Data items
━━━━━━━━

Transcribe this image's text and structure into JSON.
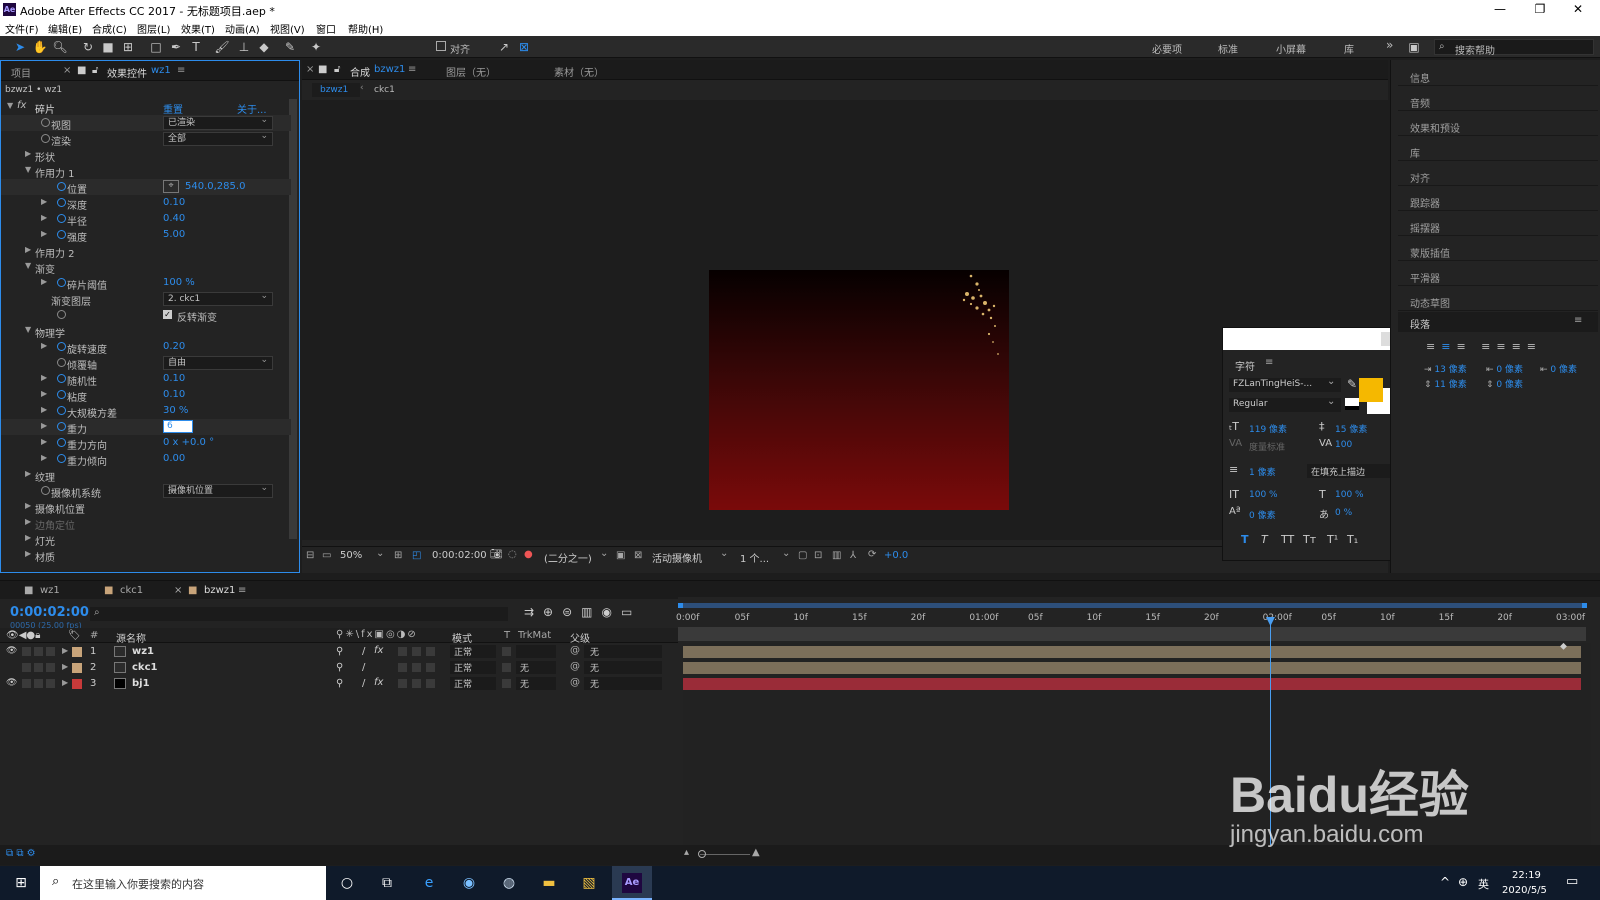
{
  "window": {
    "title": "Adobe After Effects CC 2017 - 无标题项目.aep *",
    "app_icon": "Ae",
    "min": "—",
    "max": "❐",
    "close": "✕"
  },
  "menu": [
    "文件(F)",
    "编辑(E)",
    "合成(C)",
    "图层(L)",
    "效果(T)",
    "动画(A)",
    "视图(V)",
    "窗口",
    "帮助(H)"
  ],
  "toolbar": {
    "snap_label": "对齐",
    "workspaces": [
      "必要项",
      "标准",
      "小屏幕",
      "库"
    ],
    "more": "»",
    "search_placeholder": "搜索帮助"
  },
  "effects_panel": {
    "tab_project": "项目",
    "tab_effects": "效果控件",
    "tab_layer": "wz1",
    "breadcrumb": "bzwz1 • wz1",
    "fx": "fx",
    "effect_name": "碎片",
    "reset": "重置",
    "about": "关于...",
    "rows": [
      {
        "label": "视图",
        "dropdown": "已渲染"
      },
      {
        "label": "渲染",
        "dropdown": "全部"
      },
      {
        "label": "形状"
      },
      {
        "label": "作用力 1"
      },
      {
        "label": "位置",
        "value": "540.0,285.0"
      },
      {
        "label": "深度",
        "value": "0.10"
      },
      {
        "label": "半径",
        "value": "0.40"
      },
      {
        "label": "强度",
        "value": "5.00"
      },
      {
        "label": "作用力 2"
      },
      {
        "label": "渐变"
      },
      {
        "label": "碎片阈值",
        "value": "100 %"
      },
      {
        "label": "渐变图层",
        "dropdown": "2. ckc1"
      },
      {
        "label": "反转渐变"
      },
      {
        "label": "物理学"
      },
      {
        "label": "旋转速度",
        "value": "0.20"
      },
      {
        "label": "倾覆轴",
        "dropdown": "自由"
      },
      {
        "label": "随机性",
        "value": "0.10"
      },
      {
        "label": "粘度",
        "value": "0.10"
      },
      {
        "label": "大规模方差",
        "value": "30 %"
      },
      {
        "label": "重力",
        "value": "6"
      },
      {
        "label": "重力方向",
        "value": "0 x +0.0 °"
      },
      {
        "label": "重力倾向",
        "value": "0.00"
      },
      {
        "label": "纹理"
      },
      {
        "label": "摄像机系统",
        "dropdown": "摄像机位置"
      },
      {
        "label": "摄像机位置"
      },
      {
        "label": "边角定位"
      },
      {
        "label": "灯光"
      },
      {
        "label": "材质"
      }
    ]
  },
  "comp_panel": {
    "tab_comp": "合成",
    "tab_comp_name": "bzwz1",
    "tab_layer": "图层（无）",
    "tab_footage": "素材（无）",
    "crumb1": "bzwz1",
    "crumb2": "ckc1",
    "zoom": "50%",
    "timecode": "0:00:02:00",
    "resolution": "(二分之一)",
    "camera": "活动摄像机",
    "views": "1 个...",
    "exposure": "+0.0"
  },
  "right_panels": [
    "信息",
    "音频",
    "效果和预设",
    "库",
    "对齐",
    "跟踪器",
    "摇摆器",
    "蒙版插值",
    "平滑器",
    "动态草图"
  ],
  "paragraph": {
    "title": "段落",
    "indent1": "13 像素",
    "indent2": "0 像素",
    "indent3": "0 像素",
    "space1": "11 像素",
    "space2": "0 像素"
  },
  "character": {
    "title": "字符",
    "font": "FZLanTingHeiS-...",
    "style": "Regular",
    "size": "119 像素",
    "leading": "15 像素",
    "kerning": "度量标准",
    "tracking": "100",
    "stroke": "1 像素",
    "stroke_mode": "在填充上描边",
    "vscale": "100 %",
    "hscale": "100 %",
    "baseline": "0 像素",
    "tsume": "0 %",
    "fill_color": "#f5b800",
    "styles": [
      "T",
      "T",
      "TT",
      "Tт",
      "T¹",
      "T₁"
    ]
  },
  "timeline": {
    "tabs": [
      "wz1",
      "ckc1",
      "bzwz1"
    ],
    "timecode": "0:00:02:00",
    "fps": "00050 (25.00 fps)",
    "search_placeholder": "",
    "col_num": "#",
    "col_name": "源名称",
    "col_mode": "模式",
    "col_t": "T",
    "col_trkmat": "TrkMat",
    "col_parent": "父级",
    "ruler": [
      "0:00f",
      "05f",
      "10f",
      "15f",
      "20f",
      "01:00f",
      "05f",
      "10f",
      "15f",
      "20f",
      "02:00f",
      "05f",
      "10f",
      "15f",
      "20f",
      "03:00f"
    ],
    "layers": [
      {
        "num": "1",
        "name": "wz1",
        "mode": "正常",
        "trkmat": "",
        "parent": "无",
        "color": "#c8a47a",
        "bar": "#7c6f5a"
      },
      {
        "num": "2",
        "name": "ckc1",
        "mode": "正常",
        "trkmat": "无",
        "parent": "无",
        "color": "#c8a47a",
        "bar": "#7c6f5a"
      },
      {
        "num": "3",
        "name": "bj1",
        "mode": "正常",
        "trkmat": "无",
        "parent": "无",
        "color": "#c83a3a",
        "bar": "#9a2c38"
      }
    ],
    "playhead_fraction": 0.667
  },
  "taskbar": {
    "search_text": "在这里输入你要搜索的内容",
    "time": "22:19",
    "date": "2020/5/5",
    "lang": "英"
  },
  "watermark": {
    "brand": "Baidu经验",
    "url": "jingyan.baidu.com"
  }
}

━━━━━━━━

### TO BE DONE
For the records above, state how many lines include the string "title", giving the number and nothing else.

### ANSWER TO THIS EXERCISE
3